What to do -> Every line that includes the word "content" is to be listed.

Extracted data ->
___

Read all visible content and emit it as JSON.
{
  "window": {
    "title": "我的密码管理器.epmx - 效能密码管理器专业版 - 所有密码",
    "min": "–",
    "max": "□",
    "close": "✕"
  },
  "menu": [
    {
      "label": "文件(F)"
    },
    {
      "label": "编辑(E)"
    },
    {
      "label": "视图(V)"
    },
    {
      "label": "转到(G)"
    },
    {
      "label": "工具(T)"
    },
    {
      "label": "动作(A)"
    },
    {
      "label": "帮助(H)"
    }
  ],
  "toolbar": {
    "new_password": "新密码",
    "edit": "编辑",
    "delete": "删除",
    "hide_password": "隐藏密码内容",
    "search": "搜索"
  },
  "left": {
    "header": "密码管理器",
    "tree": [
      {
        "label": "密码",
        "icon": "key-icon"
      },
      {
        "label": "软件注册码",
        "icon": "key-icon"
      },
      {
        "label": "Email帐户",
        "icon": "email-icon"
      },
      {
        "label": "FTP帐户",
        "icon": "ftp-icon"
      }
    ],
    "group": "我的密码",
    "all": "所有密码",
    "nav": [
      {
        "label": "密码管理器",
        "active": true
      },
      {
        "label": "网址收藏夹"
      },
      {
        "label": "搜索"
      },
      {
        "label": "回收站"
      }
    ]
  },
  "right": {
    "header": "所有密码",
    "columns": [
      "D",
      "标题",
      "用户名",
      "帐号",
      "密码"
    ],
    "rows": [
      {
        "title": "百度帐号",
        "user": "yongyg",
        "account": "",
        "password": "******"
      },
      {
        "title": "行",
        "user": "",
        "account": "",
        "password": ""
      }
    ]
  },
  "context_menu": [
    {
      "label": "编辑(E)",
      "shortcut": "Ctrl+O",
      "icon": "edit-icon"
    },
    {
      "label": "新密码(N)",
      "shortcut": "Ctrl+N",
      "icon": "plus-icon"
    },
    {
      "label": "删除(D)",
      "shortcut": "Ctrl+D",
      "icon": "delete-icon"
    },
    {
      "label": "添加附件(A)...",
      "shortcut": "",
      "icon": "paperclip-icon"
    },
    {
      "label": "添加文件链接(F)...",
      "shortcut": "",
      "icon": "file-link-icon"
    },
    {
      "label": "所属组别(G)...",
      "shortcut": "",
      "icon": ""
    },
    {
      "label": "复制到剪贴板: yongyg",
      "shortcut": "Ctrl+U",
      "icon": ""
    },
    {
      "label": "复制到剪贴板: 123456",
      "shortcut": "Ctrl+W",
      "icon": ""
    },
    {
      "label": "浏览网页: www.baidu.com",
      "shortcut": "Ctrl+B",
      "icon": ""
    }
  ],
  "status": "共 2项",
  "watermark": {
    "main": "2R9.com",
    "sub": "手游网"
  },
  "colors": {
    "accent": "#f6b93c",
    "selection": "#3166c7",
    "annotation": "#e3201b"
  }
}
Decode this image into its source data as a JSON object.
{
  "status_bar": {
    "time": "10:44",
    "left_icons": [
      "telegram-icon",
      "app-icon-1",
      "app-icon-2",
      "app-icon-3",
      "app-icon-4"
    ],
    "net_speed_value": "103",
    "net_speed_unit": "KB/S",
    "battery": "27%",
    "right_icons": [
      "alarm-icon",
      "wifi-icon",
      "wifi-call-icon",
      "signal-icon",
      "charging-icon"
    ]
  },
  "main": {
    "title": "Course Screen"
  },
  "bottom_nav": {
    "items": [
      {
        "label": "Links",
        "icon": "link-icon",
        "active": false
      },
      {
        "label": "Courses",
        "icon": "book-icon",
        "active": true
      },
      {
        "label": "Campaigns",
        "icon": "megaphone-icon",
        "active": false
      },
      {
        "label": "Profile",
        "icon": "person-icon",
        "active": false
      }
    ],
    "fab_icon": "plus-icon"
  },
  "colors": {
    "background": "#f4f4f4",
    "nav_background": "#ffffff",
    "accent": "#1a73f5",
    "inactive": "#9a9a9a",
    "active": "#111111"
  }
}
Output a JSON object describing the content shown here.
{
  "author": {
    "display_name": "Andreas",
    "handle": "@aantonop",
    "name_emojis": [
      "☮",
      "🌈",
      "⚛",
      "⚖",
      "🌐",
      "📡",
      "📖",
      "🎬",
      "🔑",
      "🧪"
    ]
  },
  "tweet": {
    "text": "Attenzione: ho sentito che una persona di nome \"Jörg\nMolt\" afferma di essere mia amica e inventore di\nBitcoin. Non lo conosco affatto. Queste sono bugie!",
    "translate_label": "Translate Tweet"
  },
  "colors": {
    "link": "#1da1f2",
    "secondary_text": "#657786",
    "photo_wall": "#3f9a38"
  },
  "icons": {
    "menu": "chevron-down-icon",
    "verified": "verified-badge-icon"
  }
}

___

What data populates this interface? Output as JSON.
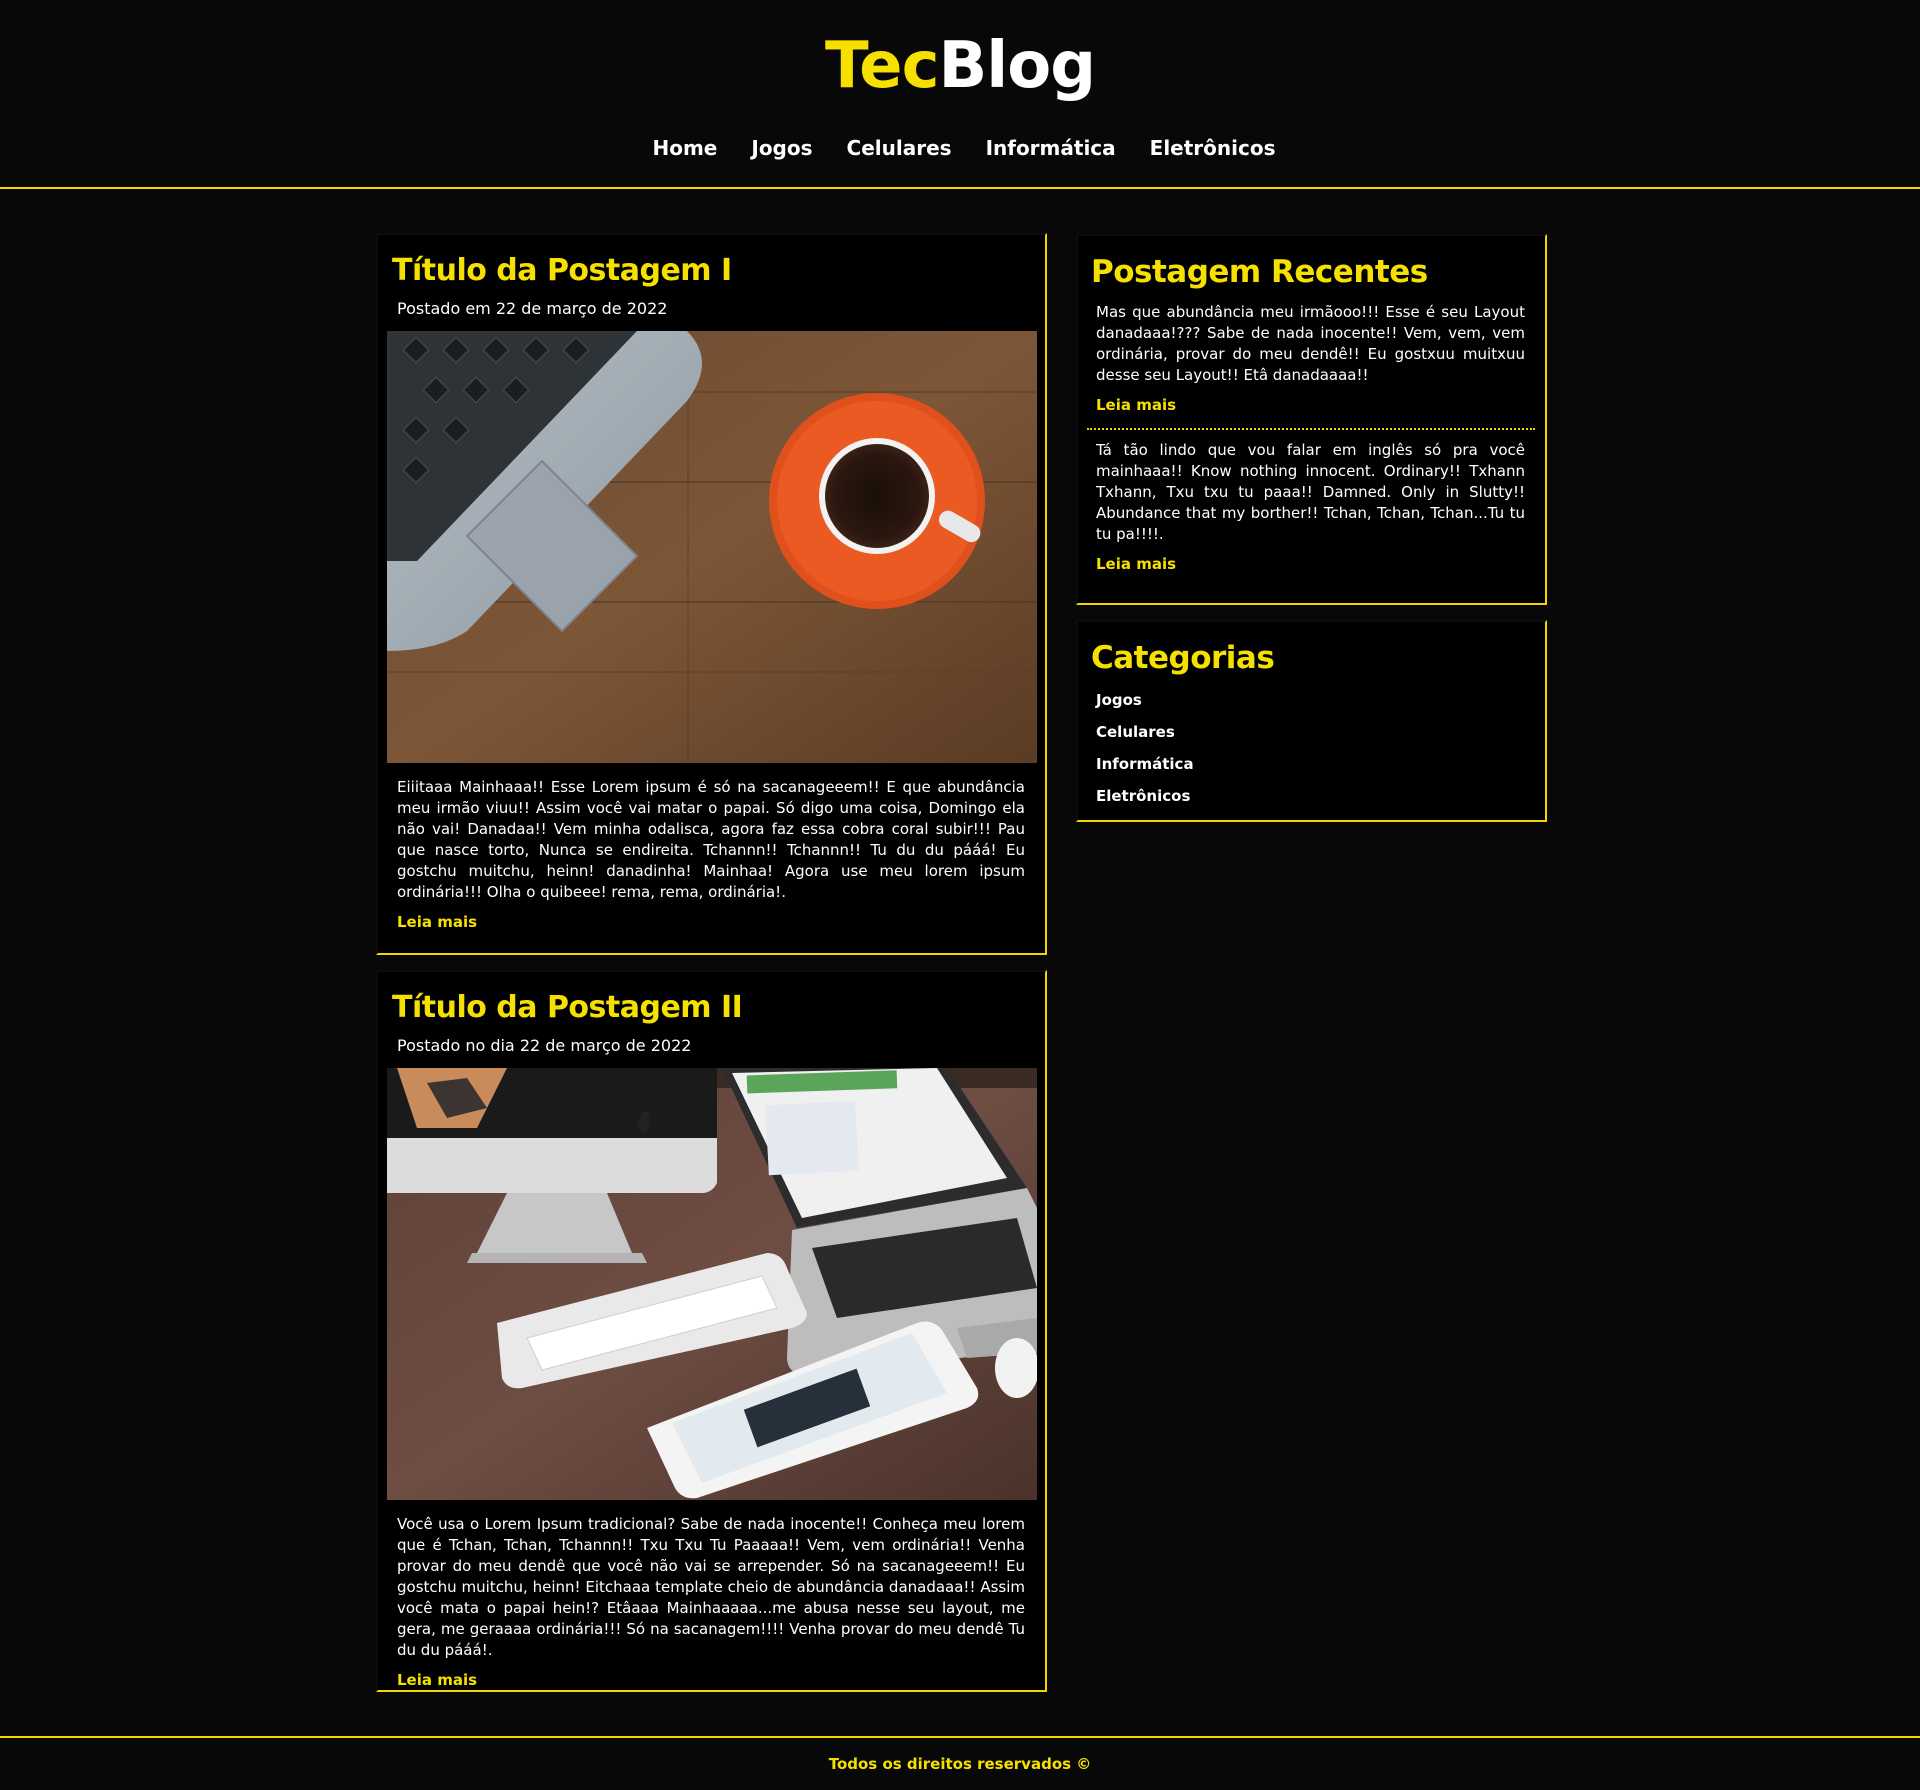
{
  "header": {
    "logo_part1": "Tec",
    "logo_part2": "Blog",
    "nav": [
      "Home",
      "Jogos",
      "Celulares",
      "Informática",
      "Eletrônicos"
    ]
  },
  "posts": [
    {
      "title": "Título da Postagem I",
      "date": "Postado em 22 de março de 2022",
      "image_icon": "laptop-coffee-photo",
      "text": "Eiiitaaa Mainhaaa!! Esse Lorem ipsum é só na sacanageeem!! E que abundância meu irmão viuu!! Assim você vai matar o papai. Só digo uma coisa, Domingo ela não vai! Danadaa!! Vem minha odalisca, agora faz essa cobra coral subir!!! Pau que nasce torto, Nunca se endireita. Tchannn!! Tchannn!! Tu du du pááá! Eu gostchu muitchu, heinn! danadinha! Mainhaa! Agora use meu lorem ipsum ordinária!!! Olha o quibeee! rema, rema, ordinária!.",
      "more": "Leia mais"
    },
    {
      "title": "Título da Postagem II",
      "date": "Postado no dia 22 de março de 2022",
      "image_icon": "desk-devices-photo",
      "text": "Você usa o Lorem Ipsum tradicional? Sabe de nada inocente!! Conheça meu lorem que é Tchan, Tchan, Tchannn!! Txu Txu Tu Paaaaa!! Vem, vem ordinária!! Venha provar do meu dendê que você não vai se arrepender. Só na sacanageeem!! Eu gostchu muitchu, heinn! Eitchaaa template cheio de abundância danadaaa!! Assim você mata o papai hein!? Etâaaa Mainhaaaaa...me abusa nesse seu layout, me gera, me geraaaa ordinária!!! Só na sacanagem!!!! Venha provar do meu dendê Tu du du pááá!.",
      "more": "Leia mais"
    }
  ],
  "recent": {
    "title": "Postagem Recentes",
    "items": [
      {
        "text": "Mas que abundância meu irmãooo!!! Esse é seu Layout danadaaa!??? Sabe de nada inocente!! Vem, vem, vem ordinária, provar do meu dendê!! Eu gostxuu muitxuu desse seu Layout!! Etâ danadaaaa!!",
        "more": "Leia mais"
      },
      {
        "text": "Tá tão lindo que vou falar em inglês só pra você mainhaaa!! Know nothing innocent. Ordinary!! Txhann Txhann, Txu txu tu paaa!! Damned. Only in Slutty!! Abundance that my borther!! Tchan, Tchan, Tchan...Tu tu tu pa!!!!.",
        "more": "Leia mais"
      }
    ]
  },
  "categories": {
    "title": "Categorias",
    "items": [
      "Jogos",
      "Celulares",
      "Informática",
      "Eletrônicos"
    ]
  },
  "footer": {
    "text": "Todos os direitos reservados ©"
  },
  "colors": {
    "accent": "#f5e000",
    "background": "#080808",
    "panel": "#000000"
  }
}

___

Solution for this exercise ->
Read all visible content and emit it as JSON.
Output a JSON object describing the content shown here.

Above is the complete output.